**What is expected:** Tally the lines in these records that hold the string "caption", and reply with the number alone.

**Data for processing:**
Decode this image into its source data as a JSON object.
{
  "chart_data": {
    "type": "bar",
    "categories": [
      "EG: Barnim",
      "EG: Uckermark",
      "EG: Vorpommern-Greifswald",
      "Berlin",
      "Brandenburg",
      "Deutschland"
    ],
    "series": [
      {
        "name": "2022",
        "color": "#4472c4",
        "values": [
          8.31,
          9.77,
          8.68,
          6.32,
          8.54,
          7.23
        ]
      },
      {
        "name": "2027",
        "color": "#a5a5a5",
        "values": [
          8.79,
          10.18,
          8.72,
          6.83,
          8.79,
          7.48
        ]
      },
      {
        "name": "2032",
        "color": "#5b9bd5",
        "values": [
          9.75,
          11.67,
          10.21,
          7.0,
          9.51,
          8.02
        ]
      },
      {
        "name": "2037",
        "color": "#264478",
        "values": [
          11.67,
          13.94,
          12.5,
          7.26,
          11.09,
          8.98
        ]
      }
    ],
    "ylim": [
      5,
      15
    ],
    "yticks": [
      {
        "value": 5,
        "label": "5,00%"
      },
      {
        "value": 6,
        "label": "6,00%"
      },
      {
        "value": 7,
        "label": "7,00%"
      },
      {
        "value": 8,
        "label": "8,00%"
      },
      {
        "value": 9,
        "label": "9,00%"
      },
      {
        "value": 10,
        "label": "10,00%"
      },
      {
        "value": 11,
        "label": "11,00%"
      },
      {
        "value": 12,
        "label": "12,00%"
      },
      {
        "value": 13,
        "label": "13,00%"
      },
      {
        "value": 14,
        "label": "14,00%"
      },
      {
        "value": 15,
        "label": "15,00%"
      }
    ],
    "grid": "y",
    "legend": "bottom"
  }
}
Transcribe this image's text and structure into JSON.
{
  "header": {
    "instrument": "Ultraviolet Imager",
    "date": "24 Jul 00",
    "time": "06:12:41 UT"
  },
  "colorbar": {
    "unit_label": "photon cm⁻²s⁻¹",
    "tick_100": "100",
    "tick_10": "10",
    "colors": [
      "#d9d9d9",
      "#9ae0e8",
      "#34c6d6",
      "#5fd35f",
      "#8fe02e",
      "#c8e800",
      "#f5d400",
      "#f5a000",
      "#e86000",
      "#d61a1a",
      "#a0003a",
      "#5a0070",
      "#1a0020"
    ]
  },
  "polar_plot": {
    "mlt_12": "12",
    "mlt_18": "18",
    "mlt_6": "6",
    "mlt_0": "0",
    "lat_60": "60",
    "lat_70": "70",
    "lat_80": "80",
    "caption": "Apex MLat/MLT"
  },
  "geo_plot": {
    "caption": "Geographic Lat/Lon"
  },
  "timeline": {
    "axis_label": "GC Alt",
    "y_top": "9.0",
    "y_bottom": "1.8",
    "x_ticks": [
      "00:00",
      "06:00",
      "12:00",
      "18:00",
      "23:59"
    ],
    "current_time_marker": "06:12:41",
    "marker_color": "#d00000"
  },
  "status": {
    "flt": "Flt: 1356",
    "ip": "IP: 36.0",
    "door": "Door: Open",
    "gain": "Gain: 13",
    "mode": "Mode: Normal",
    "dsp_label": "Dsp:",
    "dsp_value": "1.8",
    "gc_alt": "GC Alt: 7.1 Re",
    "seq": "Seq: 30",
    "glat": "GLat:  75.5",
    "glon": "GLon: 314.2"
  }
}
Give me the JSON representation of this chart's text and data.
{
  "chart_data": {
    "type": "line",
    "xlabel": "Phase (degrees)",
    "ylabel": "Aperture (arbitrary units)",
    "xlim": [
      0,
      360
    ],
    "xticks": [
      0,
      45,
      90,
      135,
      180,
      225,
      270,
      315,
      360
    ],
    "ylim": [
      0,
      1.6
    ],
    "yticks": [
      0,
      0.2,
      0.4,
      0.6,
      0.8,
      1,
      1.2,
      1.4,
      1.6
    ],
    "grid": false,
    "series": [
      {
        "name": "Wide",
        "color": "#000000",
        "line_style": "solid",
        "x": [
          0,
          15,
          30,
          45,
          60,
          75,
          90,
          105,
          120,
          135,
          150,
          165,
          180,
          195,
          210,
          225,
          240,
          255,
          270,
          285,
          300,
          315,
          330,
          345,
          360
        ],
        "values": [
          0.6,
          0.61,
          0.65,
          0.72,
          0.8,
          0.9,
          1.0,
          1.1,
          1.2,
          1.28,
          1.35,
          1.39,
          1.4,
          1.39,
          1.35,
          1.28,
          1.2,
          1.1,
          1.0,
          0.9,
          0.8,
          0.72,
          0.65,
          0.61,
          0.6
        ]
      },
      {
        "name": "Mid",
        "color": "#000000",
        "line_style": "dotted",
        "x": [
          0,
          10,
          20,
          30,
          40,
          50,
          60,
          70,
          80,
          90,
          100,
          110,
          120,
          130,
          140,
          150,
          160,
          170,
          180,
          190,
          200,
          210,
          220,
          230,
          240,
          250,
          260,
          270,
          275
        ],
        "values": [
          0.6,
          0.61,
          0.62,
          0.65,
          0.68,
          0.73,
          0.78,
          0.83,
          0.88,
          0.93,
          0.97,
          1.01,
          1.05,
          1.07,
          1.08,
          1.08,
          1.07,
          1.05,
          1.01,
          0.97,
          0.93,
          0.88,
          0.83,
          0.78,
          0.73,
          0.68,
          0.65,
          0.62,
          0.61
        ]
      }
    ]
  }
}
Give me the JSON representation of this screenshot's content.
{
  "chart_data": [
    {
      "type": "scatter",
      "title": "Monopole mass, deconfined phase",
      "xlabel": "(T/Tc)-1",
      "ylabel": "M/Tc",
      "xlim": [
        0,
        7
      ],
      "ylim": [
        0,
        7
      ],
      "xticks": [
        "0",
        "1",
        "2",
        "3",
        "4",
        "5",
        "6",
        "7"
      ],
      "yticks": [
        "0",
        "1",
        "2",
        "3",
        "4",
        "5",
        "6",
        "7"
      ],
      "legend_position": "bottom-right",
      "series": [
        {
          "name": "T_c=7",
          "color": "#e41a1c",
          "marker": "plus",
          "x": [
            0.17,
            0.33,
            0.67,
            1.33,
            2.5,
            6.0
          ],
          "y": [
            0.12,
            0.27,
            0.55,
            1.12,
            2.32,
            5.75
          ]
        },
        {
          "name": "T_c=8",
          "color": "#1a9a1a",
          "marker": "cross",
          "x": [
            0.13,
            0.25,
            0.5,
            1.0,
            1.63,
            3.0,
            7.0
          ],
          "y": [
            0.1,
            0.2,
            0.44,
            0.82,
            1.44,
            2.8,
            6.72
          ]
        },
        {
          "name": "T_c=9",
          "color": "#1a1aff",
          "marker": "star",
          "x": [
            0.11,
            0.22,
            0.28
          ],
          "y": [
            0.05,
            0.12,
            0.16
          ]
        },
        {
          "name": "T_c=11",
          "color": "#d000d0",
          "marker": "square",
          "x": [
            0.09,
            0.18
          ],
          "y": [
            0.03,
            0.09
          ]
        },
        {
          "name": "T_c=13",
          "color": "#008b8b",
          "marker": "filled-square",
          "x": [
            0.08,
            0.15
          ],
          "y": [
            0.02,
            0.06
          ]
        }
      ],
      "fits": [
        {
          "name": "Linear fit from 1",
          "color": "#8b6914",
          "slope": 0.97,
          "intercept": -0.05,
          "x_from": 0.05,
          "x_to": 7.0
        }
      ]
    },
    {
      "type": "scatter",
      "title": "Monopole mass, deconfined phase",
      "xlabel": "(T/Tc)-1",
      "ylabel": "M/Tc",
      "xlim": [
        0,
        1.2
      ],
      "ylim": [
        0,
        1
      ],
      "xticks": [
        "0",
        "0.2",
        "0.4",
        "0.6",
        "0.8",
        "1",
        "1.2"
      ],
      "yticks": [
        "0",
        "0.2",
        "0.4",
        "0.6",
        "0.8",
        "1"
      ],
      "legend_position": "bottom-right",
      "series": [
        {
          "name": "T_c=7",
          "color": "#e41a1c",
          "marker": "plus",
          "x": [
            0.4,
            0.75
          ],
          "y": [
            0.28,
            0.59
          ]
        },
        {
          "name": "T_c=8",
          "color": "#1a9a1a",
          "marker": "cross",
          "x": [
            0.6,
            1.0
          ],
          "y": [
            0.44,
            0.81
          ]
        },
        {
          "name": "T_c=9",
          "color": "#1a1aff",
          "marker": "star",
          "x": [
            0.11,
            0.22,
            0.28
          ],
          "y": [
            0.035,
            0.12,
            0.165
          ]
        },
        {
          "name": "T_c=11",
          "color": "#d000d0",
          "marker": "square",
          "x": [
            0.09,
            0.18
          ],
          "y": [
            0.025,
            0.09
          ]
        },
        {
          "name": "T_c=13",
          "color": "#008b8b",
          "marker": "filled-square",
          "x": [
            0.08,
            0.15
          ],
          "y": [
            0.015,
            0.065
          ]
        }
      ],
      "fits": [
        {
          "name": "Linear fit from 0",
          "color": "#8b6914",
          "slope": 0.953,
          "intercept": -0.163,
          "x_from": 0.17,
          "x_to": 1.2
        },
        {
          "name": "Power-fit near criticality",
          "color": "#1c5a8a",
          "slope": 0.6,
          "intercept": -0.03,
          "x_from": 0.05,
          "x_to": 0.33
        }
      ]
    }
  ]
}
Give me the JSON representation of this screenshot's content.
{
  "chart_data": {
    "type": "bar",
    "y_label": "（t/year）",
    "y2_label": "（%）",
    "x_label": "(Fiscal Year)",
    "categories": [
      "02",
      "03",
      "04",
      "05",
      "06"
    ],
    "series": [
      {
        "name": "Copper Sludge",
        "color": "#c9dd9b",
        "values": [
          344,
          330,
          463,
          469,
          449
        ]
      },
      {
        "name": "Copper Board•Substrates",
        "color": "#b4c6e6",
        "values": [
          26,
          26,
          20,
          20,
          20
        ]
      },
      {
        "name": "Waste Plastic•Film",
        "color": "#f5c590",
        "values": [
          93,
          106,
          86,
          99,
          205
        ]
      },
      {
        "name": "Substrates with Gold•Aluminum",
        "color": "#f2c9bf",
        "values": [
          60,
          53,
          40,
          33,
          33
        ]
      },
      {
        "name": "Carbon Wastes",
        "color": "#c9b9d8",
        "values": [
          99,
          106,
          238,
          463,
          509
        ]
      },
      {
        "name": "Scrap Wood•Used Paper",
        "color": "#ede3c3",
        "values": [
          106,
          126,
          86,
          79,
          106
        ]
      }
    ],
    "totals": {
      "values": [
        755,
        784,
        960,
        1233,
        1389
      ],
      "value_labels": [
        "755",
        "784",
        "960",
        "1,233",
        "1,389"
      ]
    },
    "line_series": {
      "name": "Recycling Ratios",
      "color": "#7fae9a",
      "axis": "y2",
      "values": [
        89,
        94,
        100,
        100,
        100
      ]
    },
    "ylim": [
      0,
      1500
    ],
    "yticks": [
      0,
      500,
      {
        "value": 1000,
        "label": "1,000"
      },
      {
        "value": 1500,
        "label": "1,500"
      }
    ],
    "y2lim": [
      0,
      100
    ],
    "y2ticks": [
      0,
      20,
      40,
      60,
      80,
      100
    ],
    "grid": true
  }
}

**Reply to the task:** 2